## Given request:
Print the data that follows exactly.

----- Task input

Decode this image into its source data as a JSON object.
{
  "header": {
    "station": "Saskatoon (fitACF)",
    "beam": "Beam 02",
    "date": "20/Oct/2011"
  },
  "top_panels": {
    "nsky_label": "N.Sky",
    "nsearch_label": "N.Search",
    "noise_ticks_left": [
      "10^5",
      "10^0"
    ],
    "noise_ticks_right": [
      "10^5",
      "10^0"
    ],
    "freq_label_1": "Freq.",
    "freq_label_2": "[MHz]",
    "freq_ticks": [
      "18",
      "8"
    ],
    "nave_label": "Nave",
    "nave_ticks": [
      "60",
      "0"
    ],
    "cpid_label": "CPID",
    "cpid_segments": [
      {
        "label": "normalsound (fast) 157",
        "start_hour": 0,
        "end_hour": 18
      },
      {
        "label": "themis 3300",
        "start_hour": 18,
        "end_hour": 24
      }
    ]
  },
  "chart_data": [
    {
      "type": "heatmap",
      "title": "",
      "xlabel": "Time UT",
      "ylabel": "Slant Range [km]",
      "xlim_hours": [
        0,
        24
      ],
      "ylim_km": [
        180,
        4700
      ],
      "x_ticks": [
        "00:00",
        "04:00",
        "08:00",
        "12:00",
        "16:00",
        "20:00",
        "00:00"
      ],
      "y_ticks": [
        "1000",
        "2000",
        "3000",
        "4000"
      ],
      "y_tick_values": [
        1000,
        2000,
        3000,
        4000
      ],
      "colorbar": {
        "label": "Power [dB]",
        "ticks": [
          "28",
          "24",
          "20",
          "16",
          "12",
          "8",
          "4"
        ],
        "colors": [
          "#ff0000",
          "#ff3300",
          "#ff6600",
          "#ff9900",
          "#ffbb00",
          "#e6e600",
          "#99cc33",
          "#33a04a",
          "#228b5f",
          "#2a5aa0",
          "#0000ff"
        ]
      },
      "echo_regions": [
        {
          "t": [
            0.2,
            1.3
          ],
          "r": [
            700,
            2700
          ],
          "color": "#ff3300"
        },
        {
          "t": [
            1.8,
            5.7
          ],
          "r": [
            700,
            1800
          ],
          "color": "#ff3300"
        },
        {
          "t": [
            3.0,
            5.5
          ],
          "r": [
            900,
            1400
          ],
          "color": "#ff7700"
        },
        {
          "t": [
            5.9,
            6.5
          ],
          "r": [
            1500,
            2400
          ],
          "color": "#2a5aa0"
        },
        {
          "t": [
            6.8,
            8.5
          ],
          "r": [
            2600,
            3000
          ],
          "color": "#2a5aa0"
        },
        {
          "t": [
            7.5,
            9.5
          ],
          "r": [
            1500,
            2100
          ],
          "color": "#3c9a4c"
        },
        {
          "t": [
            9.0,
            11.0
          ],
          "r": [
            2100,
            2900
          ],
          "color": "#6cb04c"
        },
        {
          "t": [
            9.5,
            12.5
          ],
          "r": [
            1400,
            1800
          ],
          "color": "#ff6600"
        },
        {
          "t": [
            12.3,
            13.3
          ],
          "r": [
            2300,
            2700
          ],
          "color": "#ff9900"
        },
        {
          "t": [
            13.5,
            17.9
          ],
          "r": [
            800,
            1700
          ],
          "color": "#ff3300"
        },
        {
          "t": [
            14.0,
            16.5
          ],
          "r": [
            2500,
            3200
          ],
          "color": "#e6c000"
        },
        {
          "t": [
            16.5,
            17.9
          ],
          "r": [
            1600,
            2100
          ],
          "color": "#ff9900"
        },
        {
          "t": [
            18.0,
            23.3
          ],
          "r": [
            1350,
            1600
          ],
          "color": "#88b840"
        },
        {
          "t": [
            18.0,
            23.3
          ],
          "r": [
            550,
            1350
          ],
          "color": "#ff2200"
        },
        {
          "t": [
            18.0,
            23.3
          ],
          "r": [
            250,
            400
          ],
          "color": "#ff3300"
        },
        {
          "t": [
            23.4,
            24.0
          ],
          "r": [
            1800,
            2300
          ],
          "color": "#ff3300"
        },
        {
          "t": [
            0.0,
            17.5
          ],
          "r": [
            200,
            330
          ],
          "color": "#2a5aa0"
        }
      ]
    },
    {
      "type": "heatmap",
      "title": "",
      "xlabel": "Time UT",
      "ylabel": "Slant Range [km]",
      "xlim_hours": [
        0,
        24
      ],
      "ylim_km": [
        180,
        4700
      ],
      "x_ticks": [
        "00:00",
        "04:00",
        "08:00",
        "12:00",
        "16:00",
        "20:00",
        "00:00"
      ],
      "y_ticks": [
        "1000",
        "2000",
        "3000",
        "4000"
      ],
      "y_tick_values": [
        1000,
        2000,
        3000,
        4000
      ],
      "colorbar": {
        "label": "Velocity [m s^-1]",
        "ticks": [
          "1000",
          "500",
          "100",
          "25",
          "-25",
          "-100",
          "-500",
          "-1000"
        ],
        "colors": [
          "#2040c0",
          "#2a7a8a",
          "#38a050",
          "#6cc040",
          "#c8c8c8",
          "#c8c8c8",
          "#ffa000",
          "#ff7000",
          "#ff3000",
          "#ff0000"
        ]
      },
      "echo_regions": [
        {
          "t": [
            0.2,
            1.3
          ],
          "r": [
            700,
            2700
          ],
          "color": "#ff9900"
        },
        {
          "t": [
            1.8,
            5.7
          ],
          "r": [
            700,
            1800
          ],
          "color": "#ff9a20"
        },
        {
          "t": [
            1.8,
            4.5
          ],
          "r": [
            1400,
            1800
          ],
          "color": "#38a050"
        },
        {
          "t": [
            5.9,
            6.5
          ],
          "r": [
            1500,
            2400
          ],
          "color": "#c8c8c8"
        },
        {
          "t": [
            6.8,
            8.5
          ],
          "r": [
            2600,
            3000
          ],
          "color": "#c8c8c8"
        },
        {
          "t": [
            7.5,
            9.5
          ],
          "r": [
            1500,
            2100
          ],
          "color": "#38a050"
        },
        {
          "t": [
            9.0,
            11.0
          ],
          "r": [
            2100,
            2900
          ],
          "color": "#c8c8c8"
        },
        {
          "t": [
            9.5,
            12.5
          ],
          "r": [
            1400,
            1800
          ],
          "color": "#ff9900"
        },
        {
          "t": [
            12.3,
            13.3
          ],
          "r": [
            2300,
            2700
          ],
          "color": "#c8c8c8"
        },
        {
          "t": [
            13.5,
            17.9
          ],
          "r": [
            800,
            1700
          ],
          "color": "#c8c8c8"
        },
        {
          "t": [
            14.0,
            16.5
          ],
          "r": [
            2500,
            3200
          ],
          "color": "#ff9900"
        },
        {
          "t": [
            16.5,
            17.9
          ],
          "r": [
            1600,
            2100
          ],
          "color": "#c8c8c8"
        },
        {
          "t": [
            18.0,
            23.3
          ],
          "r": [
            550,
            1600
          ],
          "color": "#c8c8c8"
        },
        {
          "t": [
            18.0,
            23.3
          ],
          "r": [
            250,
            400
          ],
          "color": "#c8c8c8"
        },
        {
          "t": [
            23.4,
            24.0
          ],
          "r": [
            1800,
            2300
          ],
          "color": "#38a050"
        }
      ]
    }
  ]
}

----------

## The response:
Decode this image into its source data as a JSON object.
{
  "header": {
    "station": "Saskatoon (fitACF)",
    "beam": "Beam 02",
    "date": "20/Oct/2011"
  },
  "top_panels": {
    "nsky_label": "N.Sky",
    "nsearch_label": "N.Search",
    "noise_ticks_left": [
      "10^5",
      "10^0"
    ],
    "noise_ticks_right": [
      "10^5",
      "10^0"
    ],
    "freq_label_1": "Freq.",
    "freq_label_2": "[MHz]",
    "freq_ticks": [
      "18",
      "8"
    ],
    "nave_label": "Nave",
    "nave_ticks": [
      "60",
      "0"
    ],
    "cpid_label": "CPID",
    "cpid_segments": [
      {
        "label": "normalsound (fast) 157",
        "start_hour": 0,
        "end_hour": 18
      },
      {
        "label": "themis 3300",
        "start_hour": 18,
        "end_hour": 24
      }
    ]
  },
  "chart_data": [
    {
      "type": "heatmap",
      "title": "",
      "xlabel": "Time UT",
      "ylabel": "Slant Range [km]",
      "xlim_hours": [
        0,
        24
      ],
      "ylim_km": [
        180,
        4700
      ],
      "x_ticks": [
        "00:00",
        "04:00",
        "08:00",
        "12:00",
        "16:00",
        "20:00",
        "00:00"
      ],
      "y_ticks": [
        "1000",
        "2000",
        "3000",
        "4000"
      ],
      "y_tick_values": [
        1000,
        2000,
        3000,
        4000
      ],
      "colorbar": {
        "label": "Power [dB]",
        "ticks": [
          "28",
          "24",
          "20",
          "16",
          "12",
          "8",
          "4"
        ],
        "colors": [
          "#ff0000",
          "#ff3300",
          "#ff6600",
          "#ff9900",
          "#ffbb00",
          "#e6e600",
          "#99cc33",
          "#33a04a",
          "#228b5f",
          "#2a5aa0",
          "#0000ff"
        ]
      },
      "echo_regions": [
        {
          "t": [
            0.2,
            1.3
          ],
          "r": [
            700,
            2700
          ],
          "color": "#ff3300"
        },
        {
          "t": [
            1.8,
            5.7
          ],
          "r": [
            700,
            1800
          ],
          "color": "#ff3300"
        },
        {
          "t": [
            3.0,
            5.5
          ],
          "r": [
            900,
            1400
          ],
          "color": "#ff7700"
        },
        {
          "t": [
            5.9,
            6.5
          ],
          "r": [
            1500,
            2400
          ],
          "color": "#2a5aa0"
        },
        {
          "t": [
            6.8,
            8.5
          ],
          "r": [
            2600,
            3000
          ],
          "color": "#2a5aa0"
        },
        {
          "t": [
            7.5,
            9.5
          ],
          "r": [
            1500,
            2100
          ],
          "color": "#3c9a4c"
        },
        {
          "t": [
            9.0,
            11.0
          ],
          "r": [
            2100,
            2900
          ],
          "color": "#6cb04c"
        },
        {
          "t": [
            9.5,
            12.5
          ],
          "r": [
            1400,
            1800
          ],
          "color": "#ff6600"
        },
        {
          "t": [
            12.3,
            13.3
          ],
          "r": [
            2300,
            2700
          ],
          "color": "#ff9900"
        },
        {
          "t": [
            13.5,
            17.9
          ],
          "r": [
            800,
            1700
          ],
          "color": "#ff3300"
        },
        {
          "t": [
            14.0,
            16.5
          ],
          "r": [
            2500,
            3200
          ],
          "color": "#e6c000"
        },
        {
          "t": [
            16.5,
            17.9
          ],
          "r": [
            1600,
            2100
          ],
          "color": "#ff9900"
        },
        {
          "t": [
            18.0,
            23.3
          ],
          "r": [
            1350,
            1600
          ],
          "color": "#88b840"
        },
        {
          "t": [
            18.0,
            23.3
          ],
          "r": [
            550,
            1350
          ],
          "color": "#ff2200"
        },
        {
          "t": [
            18.0,
            23.3
          ],
          "r": [
            250,
            400
          ],
          "color": "#ff3300"
        },
        {
          "t": [
            23.4,
            24.0
          ],
          "r": [
            1800,
            2300
          ],
          "color": "#ff3300"
        },
        {
          "t": [
            0.0,
            17.5
          ],
          "r": [
            200,
            330
          ],
          "color": "#2a5aa0"
        }
      ]
    },
    {
      "type": "heatmap",
      "title": "",
      "xlabel": "Time UT",
      "ylabel": "Slant Range [km]",
      "xlim_hours": [
        0,
        24
      ],
      "ylim_km": [
        180,
        4700
      ],
      "x_ticks": [
        "00:00",
        "04:00",
        "08:00",
        "12:00",
        "16:00",
        "20:00",
        "00:00"
      ],
      "y_ticks": [
        "1000",
        "2000",
        "3000",
        "4000"
      ],
      "y_tick_values": [
        1000,
        2000,
        3000,
        4000
      ],
      "colorbar": {
        "label": "Velocity [m s^-1]",
        "ticks": [
          "1000",
          "500",
          "100",
          "25",
          "-25",
          "-100",
          "-500",
          "-1000"
        ],
        "colors": [
          "#2040c0",
          "#2a7a8a",
          "#38a050",
          "#6cc040",
          "#c8c8c8",
          "#c8c8c8",
          "#ffa000",
          "#ff7000",
          "#ff3000",
          "#ff0000"
        ]
      },
      "echo_regions": [
        {
          "t": [
            0.2,
            1.3
          ],
          "r": [
            700,
            2700
          ],
          "color": "#ff9900"
        },
        {
          "t": [
            1.8,
            5.7
          ],
          "r": [
            700,
            1800
          ],
          "color": "#ff9a20"
        },
        {
          "t": [
            1.8,
            4.5
          ],
          "r": [
            1400,
            1800
          ],
          "color": "#38a050"
        },
        {
          "t": [
            5.9,
            6.5
          ],
          "r": [
            1500,
            2400
          ],
          "color": "#c8c8c8"
        },
        {
          "t": [
            6.8,
            8.5
          ],
          "r": [
            2600,
            3000
          ],
          "color": "#c8c8c8"
        },
        {
          "t": [
            7.5,
            9.5
          ],
          "r": [
            1500,
            2100
          ],
          "color": "#38a050"
        },
        {
          "t": [
            9.0,
            11.0
          ],
          "r": [
            2100,
            2900
          ],
          "color": "#c8c8c8"
        },
        {
          "t": [
            9.5,
            12.5
          ],
          "r": [
            1400,
            1800
          ],
          "color": "#ff9900"
        },
        {
          "t": [
            12.3,
            13.3
          ],
          "r": [
            2300,
            2700
          ],
          "color": "#c8c8c8"
        },
        {
          "t": [
            13.5,
            17.9
          ],
          "r": [
            800,
            1700
          ],
          "color": "#c8c8c8"
        },
        {
          "t": [
            14.0,
            16.5
          ],
          "r": [
            2500,
            3200
          ],
          "color": "#ff9900"
        },
        {
          "t": [
            16.5,
            17.9
          ],
          "r": [
            1600,
            2100
          ],
          "color": "#c8c8c8"
        },
        {
          "t": [
            18.0,
            23.3
          ],
          "r": [
            550,
            1600
          ],
          "color": "#c8c8c8"
        },
        {
          "t": [
            18.0,
            23.3
          ],
          "r": [
            250,
            400
          ],
          "color": "#c8c8c8"
        },
        {
          "t": [
            23.4,
            24.0
          ],
          "r": [
            1800,
            2300
          ],
          "color": "#38a050"
        }
      ]
    }
  ]
}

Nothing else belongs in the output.